▸ Task to complete: Copy each record exactly as it reads, leaving out any pictures it holds.

** start of Data provided **

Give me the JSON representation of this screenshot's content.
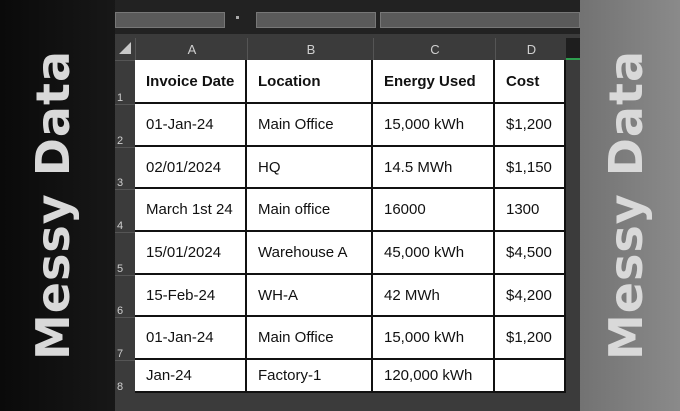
{
  "side_text": "Messy Data",
  "columns": [
    "A",
    "B",
    "C",
    "D"
  ],
  "rows": [
    "1",
    "2",
    "3",
    "4",
    "5",
    "6",
    "7",
    "8"
  ],
  "headers": [
    "Invoice Date",
    "Location",
    "Energy Used",
    "Cost"
  ],
  "data": [
    [
      "01-Jan-24",
      "Main Office",
      "15,000 kWh",
      "$1,200"
    ],
    [
      "02/01/2024",
      "HQ",
      "14.5 MWh",
      "$1,150"
    ],
    [
      "March 1st 24",
      "Main office",
      "16000",
      "1300"
    ],
    [
      "15/01/2024",
      "Warehouse A",
      "45,000 kWh",
      "$4,500"
    ],
    [
      "15-Feb-24",
      "WH-A",
      "42 MWh",
      "$4,200"
    ],
    [
      "01-Jan-24",
      "Main Office",
      "15,000 kWh",
      "$1,200"
    ],
    [
      "Jan-24",
      "Factory-1",
      "120,000 kWh",
      ""
    ]
  ],
  "colors": {
    "side_text": "#d9d9d9",
    "selection_green": "#2e9e4f",
    "grid_header_bg": "#3b3b3b"
  }
}
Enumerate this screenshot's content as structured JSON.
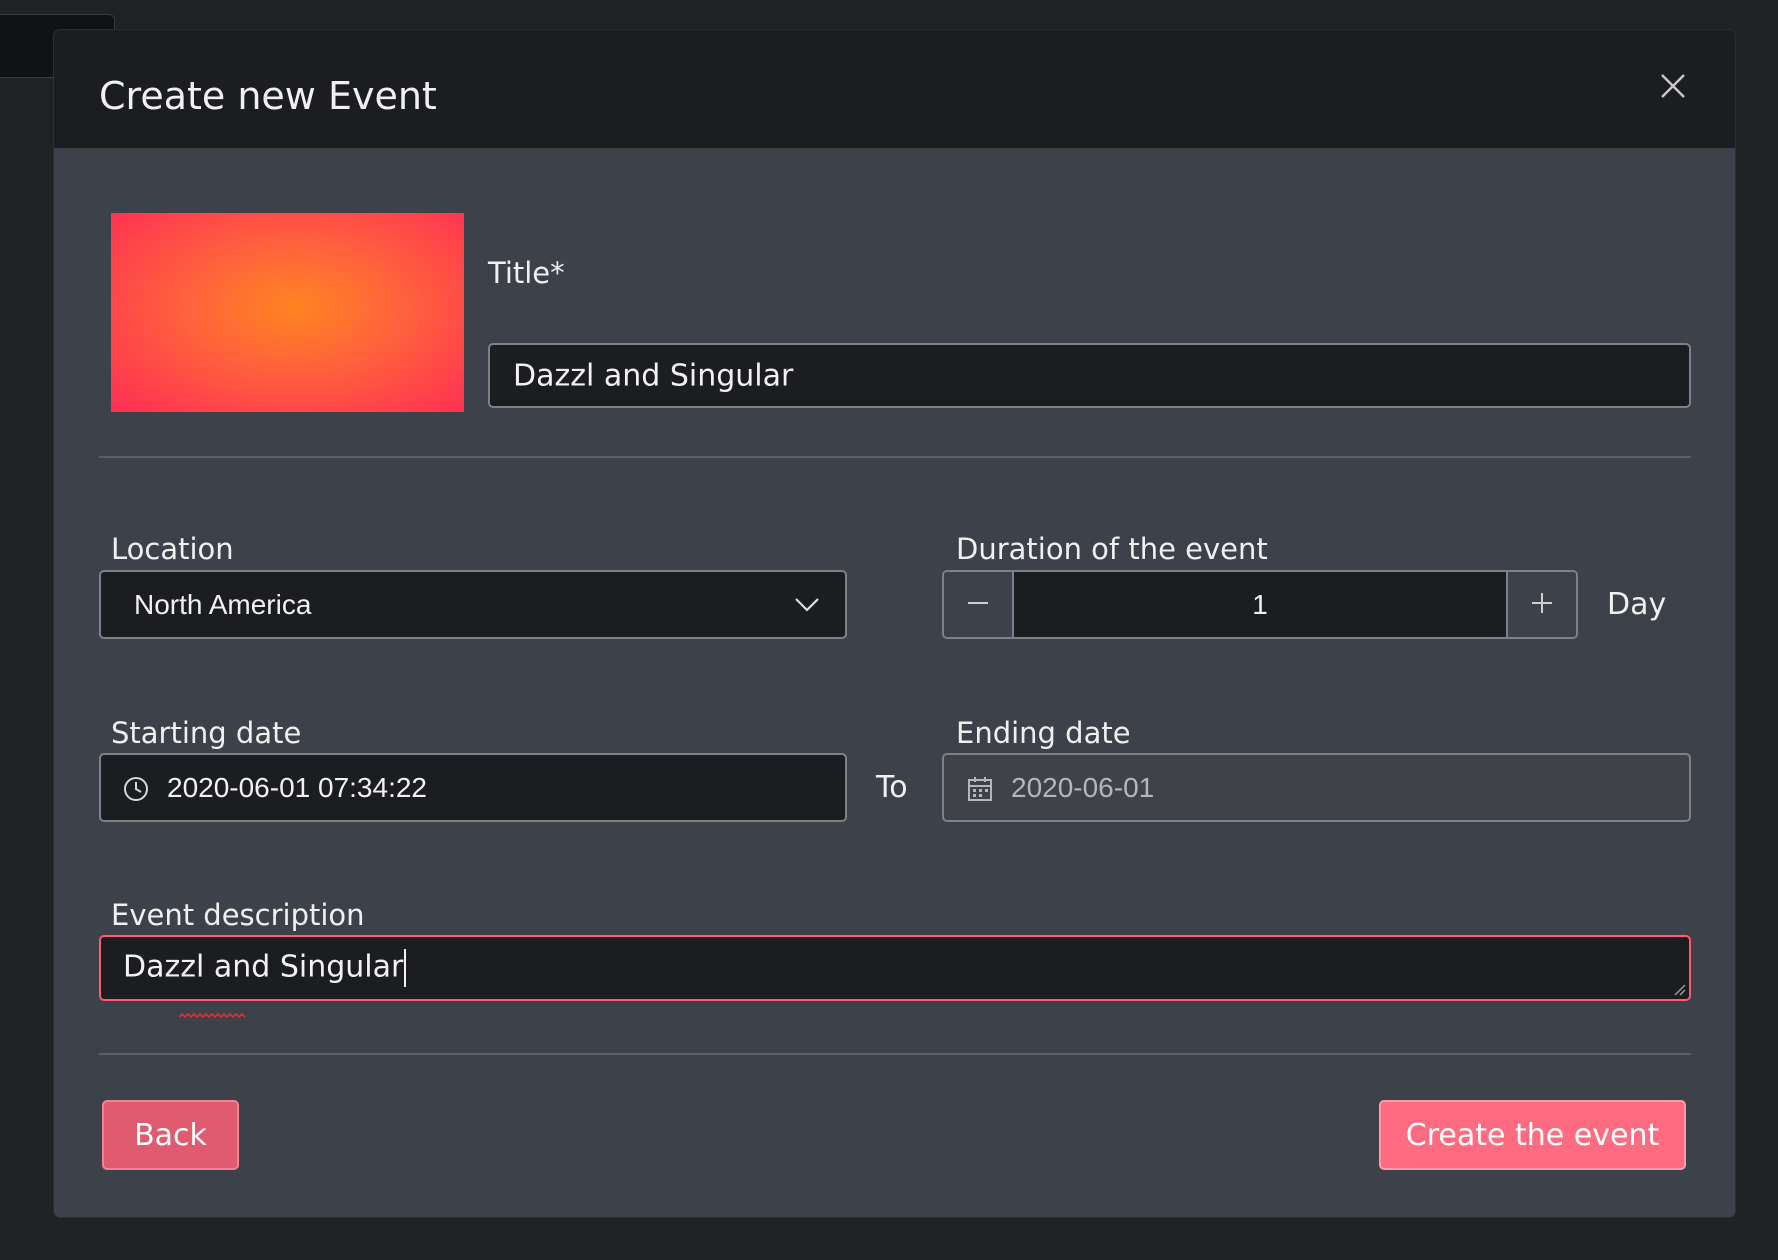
{
  "modal": {
    "title": "Create new Event"
  },
  "event_title": {
    "label": "Title*",
    "value": "Dazzl and Singular"
  },
  "location": {
    "label": "Location",
    "value": "North America"
  },
  "duration": {
    "label": "Duration of the event",
    "value": "1",
    "minus": "–",
    "plus": "+",
    "unit": "Day"
  },
  "starting_date": {
    "label": "Starting date",
    "value": "2020-06-01 07:34:22"
  },
  "separator": "To",
  "ending_date": {
    "label": "Ending date",
    "value": "2020-06-01"
  },
  "description": {
    "label": "Event description",
    "value": "Dazzl and Singular"
  },
  "actions": {
    "back": "Back",
    "create": "Create the event"
  },
  "colors": {
    "accent": "#ff6b81",
    "focus_border": "#ff5a72",
    "back_button": "#e05a70"
  },
  "icons": {
    "close": "close-icon",
    "dropdown": "chevron-down-icon",
    "clock": "clock-icon",
    "calendar": "calendar-icon",
    "minus": "minus-icon",
    "plus": "plus-icon"
  }
}
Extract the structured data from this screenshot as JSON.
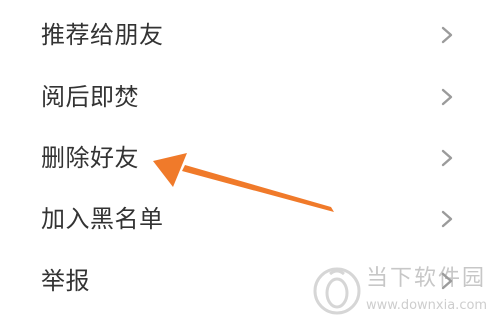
{
  "menu": {
    "items": [
      {
        "label": "推荐给朋友"
      },
      {
        "label": "阅后即焚"
      },
      {
        "label": "删除好友"
      },
      {
        "label": "加入黑名单"
      },
      {
        "label": "举报"
      }
    ]
  },
  "annotation": {
    "arrow_color": "#f07a2a",
    "points_to": "删除好友"
  },
  "watermark": {
    "name": "当下软件园",
    "url": "www.downxia.com",
    "logo_icon": "downxia-logo-icon"
  },
  "colors": {
    "text": "#333333",
    "chevron": "#9b9b9b",
    "background": "#ffffff"
  }
}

** end of Data provided **

▸ Result for this task:
Give me the JSON representation of this screenshot's content.
{
  "side_text": "Messy Data",
  "columns": [
    "A",
    "B",
    "C",
    "D"
  ],
  "rows": [
    "1",
    "2",
    "3",
    "4",
    "5",
    "6",
    "7",
    "8"
  ],
  "headers": [
    "Invoice Date",
    "Location",
    "Energy Used",
    "Cost"
  ],
  "data": [
    [
      "01-Jan-24",
      "Main Office",
      "15,000 kWh",
      "$1,200"
    ],
    [
      "02/01/2024",
      "HQ",
      "14.5 MWh",
      "$1,150"
    ],
    [
      "March 1st 24",
      "Main office",
      "16000",
      "1300"
    ],
    [
      "15/01/2024",
      "Warehouse A",
      "45,000 kWh",
      "$4,500"
    ],
    [
      "15-Feb-24",
      "WH-A",
      "42 MWh",
      "$4,200"
    ],
    [
      "01-Jan-24",
      "Main Office",
      "15,000 kWh",
      "$1,200"
    ],
    [
      "Jan-24",
      "Factory-1",
      "120,000 kWh",
      ""
    ]
  ],
  "colors": {
    "side_text": "#d9d9d9",
    "selection_green": "#2e9e4f",
    "grid_header_bg": "#3b3b3b"
  }
}
Enumerate this screenshot's content as structured JSON.
{
  "modal": {
    "title": "Create new Event"
  },
  "event_title": {
    "label": "Title*",
    "value": "Dazzl and Singular"
  },
  "location": {
    "label": "Location",
    "value": "North America"
  },
  "duration": {
    "label": "Duration of the event",
    "value": "1",
    "minus": "–",
    "plus": "+",
    "unit": "Day"
  },
  "starting_date": {
    "label": "Starting date",
    "value": "2020-06-01 07:34:22"
  },
  "separator": "To",
  "ending_date": {
    "label": "Ending date",
    "value": "2020-06-01"
  },
  "description": {
    "label": "Event description",
    "value": "Dazzl and Singular"
  },
  "actions": {
    "back": "Back",
    "create": "Create the event"
  },
  "colors": {
    "accent": "#ff6b81",
    "focus_border": "#ff5a72",
    "back_button": "#e05a70"
  },
  "icons": {
    "close": "close-icon",
    "dropdown": "chevron-down-icon",
    "clock": "clock-icon",
    "calendar": "calendar-icon",
    "minus": "minus-icon",
    "plus": "plus-icon"
  }
}
Extract the structured data from this screenshot as JSON.
{
  "menu": {
    "items": [
      {
        "label": "推荐给朋友"
      },
      {
        "label": "阅后即焚"
      },
      {
        "label": "删除好友"
      },
      {
        "label": "加入黑名单"
      },
      {
        "label": "举报"
      }
    ]
  },
  "annotation": {
    "arrow_color": "#f07a2a",
    "points_to": "删除好友"
  },
  "watermark": {
    "name": "当下软件园",
    "url": "www.downxia.com",
    "logo_icon": "downxia-logo-icon"
  },
  "colors": {
    "text": "#333333",
    "chevron": "#9b9b9b",
    "background": "#ffffff"
  }
}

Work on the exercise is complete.